EXERCISE ▸ Format every line of the records below as a numbered list, skipping blank lines and omitting the pictures.

· · ·

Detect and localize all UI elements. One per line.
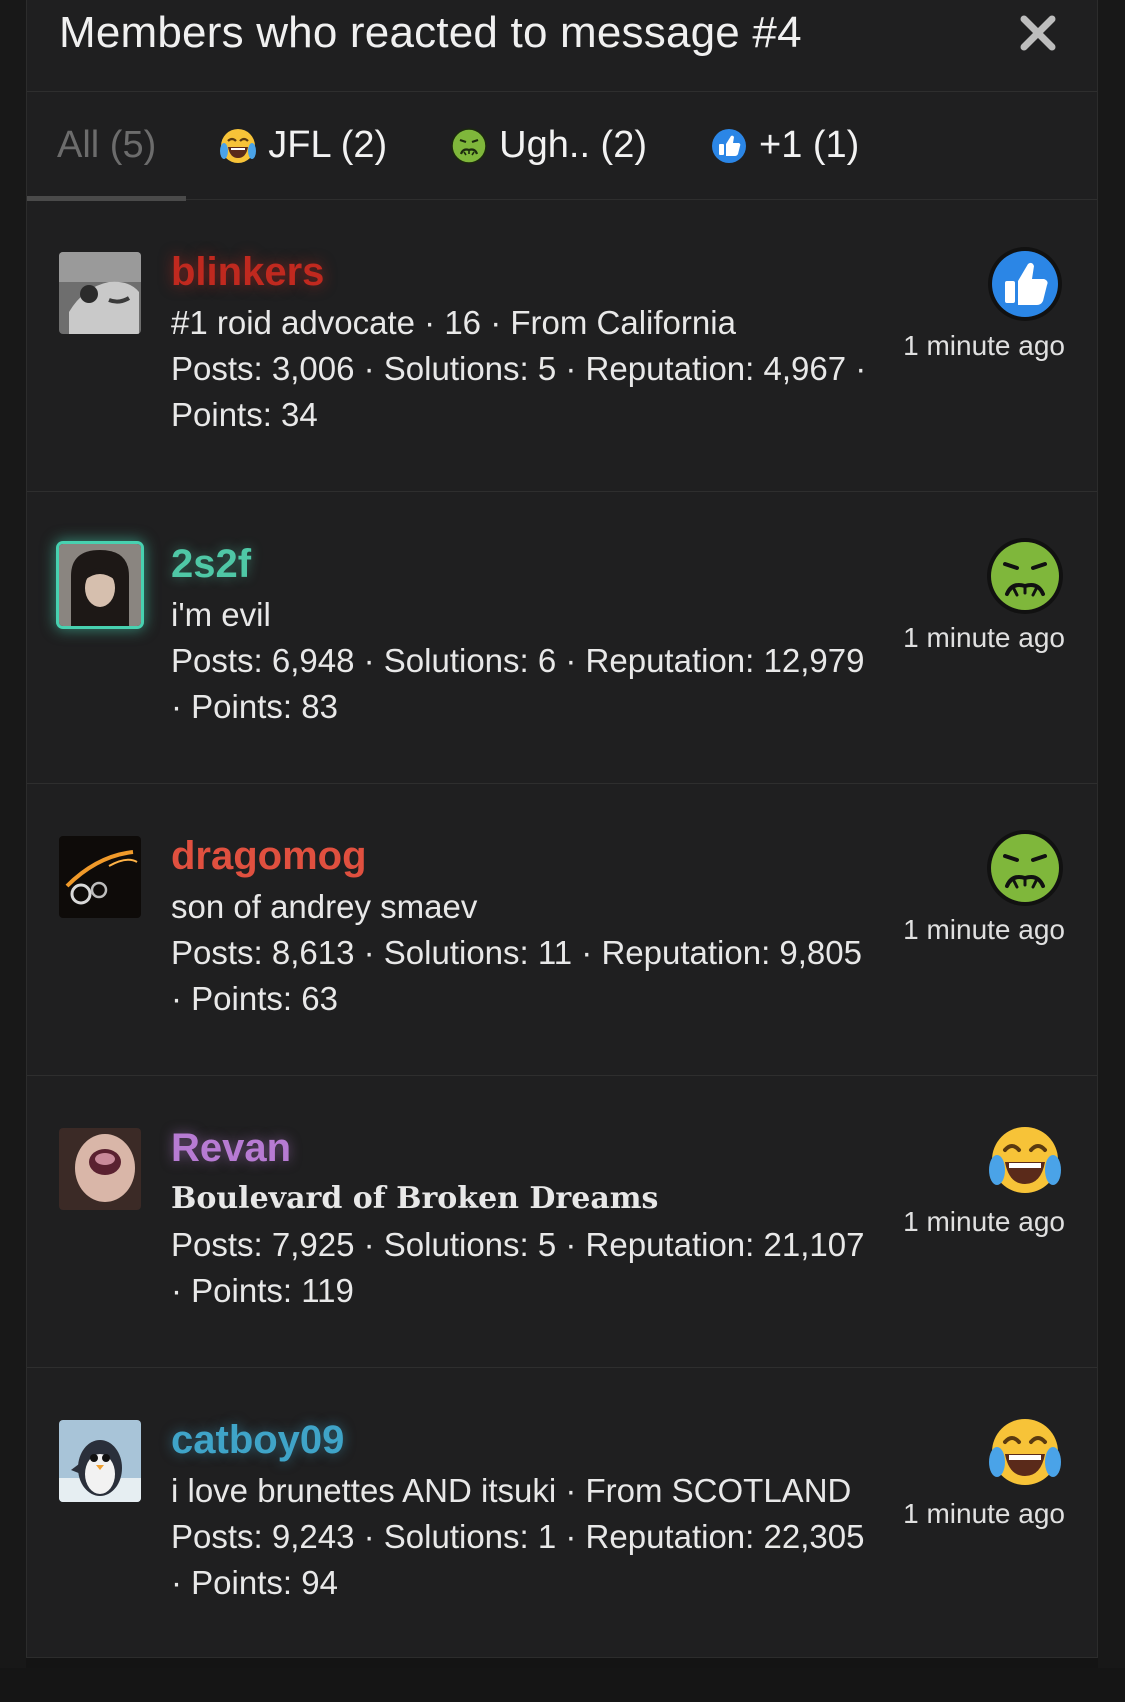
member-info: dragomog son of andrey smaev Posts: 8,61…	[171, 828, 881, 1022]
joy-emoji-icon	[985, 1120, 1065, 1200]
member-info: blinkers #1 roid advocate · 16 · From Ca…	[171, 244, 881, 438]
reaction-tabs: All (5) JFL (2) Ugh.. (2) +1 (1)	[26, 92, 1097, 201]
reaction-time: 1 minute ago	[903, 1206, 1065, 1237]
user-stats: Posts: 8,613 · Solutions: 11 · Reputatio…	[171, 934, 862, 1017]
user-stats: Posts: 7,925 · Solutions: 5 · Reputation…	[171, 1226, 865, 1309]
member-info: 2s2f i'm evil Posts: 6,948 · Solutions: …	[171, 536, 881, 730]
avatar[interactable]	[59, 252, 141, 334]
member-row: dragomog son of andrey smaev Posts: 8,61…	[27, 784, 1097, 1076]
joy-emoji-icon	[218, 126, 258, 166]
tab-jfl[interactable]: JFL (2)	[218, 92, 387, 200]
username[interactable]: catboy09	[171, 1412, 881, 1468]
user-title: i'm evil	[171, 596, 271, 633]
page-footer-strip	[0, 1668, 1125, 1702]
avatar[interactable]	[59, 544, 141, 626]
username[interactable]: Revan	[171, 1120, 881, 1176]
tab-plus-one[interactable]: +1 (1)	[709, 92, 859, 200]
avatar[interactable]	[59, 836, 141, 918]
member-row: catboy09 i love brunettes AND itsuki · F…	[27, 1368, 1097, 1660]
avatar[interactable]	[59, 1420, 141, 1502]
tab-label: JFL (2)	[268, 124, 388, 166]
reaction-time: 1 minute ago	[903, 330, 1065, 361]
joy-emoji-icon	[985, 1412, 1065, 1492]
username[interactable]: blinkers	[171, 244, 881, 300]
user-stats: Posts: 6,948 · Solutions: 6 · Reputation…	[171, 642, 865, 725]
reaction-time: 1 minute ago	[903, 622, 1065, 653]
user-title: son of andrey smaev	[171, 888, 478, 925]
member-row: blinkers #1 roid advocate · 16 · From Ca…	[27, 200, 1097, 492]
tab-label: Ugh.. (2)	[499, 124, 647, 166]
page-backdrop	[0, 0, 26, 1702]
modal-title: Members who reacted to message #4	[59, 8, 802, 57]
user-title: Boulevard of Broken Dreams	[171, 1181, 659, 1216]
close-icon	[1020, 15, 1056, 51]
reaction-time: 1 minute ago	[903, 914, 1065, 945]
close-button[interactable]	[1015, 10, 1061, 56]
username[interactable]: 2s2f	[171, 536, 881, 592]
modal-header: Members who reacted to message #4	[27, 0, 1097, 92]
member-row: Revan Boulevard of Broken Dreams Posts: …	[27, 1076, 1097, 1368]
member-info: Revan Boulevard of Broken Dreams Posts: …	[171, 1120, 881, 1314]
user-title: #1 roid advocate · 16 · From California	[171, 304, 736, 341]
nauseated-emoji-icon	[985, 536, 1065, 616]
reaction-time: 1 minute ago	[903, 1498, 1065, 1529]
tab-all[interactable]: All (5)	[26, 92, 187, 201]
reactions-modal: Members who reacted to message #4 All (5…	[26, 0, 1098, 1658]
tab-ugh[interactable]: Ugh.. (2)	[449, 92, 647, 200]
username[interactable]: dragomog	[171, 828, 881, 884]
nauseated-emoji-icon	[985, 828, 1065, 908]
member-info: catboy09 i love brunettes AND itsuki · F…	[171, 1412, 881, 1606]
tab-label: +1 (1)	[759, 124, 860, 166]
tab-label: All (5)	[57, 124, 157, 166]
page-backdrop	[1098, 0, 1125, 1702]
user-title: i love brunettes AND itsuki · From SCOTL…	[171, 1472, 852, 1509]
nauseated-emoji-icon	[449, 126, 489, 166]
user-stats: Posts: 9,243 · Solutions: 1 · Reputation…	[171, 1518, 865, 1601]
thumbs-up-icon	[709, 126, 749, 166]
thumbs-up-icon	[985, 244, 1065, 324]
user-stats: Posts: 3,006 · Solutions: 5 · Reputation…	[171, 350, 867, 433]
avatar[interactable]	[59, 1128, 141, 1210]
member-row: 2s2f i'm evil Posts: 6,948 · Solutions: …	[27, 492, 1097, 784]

· · ·

EXPECTED ANSWER ▸
1. Detect and localize all UI elements. One per line.
2. member-info: dragomog son of andrey smaev Posts: 8,61…	[171, 828, 881, 1022]
3. joy-emoji-icon	[985, 1120, 1065, 1200]
4. member-info: blinkers #1 roid advocate · 16 · From Ca…	[171, 244, 881, 438]
5. reaction-tabs: All (5) JFL (2) Ugh.. (2) +1 (1)	[26, 92, 1097, 201]
6. reaction-time: 1 minute ago	[903, 1206, 1065, 1237]
7. user-stats: Posts: 8,613 · Solutions: 11 · Reputatio…	[171, 934, 862, 1017]
8. user-stats: Posts: 7,925 · Solutions: 5 · Reputation…	[171, 1226, 865, 1309]
9. member-info: 2s2f i'm evil Posts: 6,948 · Solutions: …	[171, 536, 881, 730]
10. avatar[interactable]	[59, 252, 141, 334]
11. member-row: dragomog son of andrey smaev Posts: 8,61…	[27, 784, 1097, 1076]
12. joy-emoji-icon	[218, 126, 258, 166]
13. tab-jfl[interactable]: JFL (2)	[218, 92, 387, 200]
14. username[interactable]: catboy09	[171, 1412, 881, 1468]
15. user-title: i'm evil	[171, 596, 271, 633]
16. page-footer-strip	[0, 1668, 1125, 1702]
17. avatar[interactable]	[59, 544, 141, 626]
18. username[interactable]: Revan	[171, 1120, 881, 1176]
19. tab-plus-one[interactable]: +1 (1)	[709, 92, 859, 200]
20. avatar[interactable]	[59, 836, 141, 918]
21. member-row: catboy09 i love brunettes AND itsuki · F…	[27, 1368, 1097, 1660]
22. avatar[interactable]	[59, 1420, 141, 1502]
23. tab-label: JFL (2)	[268, 124, 388, 166]
24. reaction-time: 1 minute ago	[903, 330, 1065, 361]
25. joy-emoji-icon	[985, 1412, 1065, 1492]
26. username[interactable]: blinkers	[171, 244, 881, 300]
27. user-stats: Posts: 6,948 · Solutions: 6 · Reputation…	[171, 642, 865, 725]
28. reaction-time: 1 minute ago	[903, 622, 1065, 653]
29. user-title: son of andrey smaev	[171, 888, 478, 925]
30. member-row: blinkers #1 roid advocate · 16 · From Ca…	[27, 200, 1097, 492]
31. tab-label: Ugh.. (2)	[499, 124, 647, 166]
32. page-backdrop	[0, 0, 26, 1702]
33. modal-title: Members who reacted to message #4	[59, 8, 802, 57]
34. user-title: Boulevard of Broken Dreams	[171, 1181, 659, 1216]
35. close-icon	[1020, 15, 1056, 51]
36. reaction-time: 1 minute ago	[903, 914, 1065, 945]
37. close-button[interactable]	[1015, 10, 1061, 56]
38. username[interactable]: 2s2f	[171, 536, 881, 592]
39. modal-header: Members who reacted to message #4	[27, 0, 1097, 92]
40. member-row: Revan Boulevard of Broken Dreams Posts: …	[27, 1076, 1097, 1368]
41. member-info: Revan Boulevard of Broken Dreams Posts: …	[171, 1120, 881, 1314]
42. user-title: #1 roid advocate · 16 · From California	[171, 304, 736, 341]
43. nauseated-emoji-icon	[985, 536, 1065, 616]
44. reaction-time: 1 minute ago	[903, 1498, 1065, 1529]
45. tab-all[interactable]: All (5)	[26, 92, 187, 201]
46. reactions-modal: Members who reacted to message #4 All (5…	[26, 0, 1098, 1658]
47. tab-ugh[interactable]: Ugh.. (2)	[449, 92, 647, 200]
48. username[interactable]: dragomog	[171, 828, 881, 884]
49. nauseated-emoji-icon	[985, 828, 1065, 908]
50. member-info: catboy09 i love brunettes AND itsuki · F…	[171, 1412, 881, 1606]
51. tab-label: +1 (1)	[759, 124, 860, 166]
52. tab-label: All (5)	[57, 124, 157, 166]
53. page-backdrop	[1098, 0, 1125, 1702]
54. user-title: i love brunettes AND itsuki · From SCOTL…	[171, 1472, 852, 1509]
55. nauseated-emoji-icon	[449, 126, 489, 166]
56. user-stats: Posts: 9,243 · Solutions: 1 · Reputation…	[171, 1518, 865, 1601]
57. thumbs-up-icon	[709, 126, 749, 166]
58. thumbs-up-icon	[985, 244, 1065, 324]
59. user-stats: Posts: 3,006 · Solutions: 5 · Reputation…	[171, 350, 867, 433]
60. avatar[interactable]	[59, 1128, 141, 1210]
61. member-row: 2s2f i'm evil Posts: 6,948 · Solutions: …	[27, 492, 1097, 784]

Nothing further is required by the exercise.